# What you will do
Count how many lines below contain the word "this", then give that number alone.

# Record excerpts
------------------------------------------------------------------------

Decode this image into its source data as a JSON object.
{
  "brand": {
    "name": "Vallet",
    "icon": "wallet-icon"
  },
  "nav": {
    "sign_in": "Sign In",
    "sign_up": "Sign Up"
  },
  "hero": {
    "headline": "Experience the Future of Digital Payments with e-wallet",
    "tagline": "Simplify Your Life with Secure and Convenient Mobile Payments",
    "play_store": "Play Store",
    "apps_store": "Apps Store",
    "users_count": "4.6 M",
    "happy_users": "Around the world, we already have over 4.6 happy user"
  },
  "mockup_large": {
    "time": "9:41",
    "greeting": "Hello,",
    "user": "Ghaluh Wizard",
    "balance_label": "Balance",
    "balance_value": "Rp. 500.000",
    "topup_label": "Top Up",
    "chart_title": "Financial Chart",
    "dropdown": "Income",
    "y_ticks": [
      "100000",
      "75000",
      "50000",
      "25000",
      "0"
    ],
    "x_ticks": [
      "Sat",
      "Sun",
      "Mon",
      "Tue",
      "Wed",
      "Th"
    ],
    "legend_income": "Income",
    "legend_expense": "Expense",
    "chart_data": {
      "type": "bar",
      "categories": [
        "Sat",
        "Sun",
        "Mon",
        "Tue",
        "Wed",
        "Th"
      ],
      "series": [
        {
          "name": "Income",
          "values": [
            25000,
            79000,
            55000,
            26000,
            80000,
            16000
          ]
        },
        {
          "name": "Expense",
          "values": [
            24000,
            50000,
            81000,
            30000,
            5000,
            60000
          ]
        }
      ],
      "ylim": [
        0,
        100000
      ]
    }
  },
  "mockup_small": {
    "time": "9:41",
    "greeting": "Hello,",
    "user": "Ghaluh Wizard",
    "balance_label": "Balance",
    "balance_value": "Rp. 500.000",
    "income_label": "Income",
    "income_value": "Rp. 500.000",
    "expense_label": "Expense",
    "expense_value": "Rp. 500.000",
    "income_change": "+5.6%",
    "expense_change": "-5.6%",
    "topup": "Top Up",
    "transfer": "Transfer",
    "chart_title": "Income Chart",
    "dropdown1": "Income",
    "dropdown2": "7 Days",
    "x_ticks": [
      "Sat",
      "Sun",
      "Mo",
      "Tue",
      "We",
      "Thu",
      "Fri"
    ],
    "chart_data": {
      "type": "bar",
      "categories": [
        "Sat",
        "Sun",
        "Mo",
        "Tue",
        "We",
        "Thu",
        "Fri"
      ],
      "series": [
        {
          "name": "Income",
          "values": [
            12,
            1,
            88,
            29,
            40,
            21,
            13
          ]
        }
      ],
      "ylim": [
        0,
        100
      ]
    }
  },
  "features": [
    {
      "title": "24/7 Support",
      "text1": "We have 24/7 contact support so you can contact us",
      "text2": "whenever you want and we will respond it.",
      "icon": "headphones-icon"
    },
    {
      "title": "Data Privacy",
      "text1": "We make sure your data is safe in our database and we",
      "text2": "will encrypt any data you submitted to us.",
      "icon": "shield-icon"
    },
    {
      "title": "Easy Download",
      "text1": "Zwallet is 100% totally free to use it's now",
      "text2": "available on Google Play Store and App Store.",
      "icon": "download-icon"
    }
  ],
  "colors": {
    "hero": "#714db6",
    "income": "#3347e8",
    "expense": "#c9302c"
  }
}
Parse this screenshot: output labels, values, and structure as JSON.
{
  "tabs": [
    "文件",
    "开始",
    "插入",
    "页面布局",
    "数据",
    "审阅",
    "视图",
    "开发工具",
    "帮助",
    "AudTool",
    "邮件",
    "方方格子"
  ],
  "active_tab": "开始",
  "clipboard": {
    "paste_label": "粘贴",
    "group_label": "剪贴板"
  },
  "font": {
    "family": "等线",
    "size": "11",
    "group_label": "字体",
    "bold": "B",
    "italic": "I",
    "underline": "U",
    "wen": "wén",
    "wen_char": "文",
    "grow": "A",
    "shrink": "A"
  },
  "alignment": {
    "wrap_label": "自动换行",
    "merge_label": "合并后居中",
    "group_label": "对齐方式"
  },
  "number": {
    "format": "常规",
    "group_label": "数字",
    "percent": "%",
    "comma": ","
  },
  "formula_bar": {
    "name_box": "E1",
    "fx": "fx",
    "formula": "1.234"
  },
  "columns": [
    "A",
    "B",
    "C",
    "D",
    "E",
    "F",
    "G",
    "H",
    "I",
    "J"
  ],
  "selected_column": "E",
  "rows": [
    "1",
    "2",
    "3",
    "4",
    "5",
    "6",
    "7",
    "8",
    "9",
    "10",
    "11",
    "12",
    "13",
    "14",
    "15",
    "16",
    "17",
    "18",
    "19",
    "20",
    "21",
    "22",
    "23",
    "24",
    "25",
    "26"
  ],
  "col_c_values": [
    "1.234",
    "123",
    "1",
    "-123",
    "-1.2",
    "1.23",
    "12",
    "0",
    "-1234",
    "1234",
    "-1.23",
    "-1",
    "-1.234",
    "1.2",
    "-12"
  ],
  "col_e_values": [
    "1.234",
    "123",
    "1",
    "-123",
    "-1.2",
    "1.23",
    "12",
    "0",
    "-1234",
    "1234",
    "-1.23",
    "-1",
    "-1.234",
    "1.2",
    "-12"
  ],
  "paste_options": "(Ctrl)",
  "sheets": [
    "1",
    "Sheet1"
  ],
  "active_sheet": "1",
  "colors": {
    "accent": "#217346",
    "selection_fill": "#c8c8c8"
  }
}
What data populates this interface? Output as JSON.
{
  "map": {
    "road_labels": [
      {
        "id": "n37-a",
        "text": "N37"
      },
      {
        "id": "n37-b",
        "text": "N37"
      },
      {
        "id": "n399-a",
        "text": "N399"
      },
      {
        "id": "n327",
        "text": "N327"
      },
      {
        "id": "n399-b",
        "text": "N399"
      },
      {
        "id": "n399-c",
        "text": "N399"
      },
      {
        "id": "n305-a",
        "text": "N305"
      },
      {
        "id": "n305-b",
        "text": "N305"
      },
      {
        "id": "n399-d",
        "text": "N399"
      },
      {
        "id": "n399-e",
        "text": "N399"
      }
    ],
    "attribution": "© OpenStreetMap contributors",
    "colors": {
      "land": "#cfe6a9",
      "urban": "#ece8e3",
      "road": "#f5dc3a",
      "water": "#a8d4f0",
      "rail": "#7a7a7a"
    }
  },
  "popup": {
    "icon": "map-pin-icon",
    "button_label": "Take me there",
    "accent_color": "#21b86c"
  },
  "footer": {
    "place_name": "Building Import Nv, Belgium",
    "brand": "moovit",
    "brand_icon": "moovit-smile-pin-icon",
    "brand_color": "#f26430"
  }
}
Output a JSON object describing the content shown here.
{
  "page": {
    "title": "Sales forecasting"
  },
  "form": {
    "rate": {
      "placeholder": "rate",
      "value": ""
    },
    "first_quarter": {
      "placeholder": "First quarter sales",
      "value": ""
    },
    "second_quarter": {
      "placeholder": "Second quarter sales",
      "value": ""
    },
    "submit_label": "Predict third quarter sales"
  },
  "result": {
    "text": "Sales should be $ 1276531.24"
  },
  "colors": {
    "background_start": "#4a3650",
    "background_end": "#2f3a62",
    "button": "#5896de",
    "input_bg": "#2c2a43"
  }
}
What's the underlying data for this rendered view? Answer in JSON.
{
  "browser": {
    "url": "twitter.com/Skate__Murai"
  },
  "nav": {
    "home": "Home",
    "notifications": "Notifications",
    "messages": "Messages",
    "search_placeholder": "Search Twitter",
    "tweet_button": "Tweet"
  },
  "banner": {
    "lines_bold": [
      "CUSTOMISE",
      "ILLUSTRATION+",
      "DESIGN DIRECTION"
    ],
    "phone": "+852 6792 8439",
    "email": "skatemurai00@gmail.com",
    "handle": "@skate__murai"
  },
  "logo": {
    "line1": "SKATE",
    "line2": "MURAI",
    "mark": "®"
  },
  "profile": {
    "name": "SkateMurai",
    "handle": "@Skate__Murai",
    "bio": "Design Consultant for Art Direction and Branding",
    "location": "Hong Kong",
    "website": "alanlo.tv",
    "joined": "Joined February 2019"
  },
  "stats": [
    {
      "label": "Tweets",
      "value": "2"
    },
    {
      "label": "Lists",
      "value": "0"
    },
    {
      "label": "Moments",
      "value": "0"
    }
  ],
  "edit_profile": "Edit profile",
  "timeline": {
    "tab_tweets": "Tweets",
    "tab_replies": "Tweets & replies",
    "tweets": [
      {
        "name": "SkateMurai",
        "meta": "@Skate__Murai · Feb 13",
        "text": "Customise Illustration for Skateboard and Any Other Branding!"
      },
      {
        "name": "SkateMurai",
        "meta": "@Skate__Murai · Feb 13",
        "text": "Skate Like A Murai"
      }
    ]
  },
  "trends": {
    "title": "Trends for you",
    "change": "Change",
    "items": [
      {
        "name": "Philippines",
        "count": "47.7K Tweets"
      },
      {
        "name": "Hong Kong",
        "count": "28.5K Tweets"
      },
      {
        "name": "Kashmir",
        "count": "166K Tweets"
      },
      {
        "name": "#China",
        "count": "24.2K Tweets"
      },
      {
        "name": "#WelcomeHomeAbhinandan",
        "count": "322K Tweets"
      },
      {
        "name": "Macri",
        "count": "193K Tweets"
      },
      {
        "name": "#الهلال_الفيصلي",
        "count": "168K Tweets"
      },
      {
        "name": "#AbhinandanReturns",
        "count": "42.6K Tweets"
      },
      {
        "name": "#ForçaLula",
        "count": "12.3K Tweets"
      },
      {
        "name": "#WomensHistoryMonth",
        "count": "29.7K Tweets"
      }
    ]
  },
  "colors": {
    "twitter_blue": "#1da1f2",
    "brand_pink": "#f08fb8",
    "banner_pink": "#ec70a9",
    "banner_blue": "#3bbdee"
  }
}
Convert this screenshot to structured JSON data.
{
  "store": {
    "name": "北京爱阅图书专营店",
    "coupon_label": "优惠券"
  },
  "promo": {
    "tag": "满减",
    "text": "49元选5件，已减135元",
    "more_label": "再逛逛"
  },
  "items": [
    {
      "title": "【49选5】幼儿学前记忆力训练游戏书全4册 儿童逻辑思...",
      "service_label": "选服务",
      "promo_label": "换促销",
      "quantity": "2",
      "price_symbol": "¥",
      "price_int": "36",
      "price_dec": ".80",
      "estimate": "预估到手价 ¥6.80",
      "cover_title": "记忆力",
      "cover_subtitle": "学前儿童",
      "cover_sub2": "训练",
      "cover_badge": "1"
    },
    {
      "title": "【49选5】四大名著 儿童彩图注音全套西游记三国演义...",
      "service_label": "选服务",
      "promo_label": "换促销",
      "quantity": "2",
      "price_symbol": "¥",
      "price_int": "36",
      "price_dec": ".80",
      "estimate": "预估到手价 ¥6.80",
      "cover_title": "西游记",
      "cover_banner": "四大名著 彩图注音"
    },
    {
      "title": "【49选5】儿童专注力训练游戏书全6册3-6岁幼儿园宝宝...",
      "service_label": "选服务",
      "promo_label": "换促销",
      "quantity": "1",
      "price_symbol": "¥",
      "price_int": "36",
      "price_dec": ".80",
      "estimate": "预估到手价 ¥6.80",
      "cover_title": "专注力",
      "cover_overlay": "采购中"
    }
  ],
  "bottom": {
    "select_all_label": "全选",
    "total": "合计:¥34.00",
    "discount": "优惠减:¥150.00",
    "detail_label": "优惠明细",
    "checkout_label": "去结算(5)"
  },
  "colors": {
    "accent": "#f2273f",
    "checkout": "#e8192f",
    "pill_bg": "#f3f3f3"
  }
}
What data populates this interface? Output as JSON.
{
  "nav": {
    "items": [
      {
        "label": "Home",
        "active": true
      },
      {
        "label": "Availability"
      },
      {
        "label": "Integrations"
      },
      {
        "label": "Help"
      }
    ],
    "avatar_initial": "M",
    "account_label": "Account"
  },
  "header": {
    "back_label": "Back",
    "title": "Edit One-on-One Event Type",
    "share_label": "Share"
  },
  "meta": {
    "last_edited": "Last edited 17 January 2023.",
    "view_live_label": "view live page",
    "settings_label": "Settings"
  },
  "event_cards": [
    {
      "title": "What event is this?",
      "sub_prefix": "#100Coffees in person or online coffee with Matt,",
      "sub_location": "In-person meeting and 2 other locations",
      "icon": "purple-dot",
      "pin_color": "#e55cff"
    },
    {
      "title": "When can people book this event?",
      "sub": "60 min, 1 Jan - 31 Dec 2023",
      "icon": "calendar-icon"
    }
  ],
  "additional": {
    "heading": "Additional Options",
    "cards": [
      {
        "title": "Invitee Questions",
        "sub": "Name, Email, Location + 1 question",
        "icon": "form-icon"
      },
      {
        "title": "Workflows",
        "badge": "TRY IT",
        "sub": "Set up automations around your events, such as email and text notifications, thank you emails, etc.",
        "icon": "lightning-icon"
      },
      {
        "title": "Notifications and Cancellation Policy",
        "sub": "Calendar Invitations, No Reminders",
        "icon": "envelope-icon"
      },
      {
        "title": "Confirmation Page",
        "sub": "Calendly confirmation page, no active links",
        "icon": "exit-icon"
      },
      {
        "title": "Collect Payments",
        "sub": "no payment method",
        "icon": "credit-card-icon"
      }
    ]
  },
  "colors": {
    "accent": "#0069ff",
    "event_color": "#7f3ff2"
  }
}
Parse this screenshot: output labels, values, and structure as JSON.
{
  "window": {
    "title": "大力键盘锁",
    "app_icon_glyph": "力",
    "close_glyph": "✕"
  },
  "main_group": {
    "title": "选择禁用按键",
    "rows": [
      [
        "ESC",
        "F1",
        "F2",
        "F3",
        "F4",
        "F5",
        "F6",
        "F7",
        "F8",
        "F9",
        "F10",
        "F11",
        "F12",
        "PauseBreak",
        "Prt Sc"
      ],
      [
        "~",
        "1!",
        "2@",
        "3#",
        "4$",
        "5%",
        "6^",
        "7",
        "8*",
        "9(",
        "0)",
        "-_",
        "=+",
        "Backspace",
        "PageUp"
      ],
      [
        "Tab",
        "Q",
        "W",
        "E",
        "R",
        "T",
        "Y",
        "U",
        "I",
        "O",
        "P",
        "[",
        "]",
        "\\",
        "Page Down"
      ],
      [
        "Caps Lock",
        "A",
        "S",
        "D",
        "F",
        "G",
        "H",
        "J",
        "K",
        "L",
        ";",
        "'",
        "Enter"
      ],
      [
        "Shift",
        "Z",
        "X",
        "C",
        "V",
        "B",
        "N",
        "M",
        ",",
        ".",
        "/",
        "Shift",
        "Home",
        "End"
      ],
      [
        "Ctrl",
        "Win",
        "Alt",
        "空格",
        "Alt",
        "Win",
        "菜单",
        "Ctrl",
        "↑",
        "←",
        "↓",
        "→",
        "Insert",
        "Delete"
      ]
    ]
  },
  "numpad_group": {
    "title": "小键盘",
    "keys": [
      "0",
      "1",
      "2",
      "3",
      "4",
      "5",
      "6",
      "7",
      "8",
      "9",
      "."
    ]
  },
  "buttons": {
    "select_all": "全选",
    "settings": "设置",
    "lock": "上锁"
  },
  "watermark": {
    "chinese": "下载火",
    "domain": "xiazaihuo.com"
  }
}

------------------------------------------------------------------------

# Right answer
9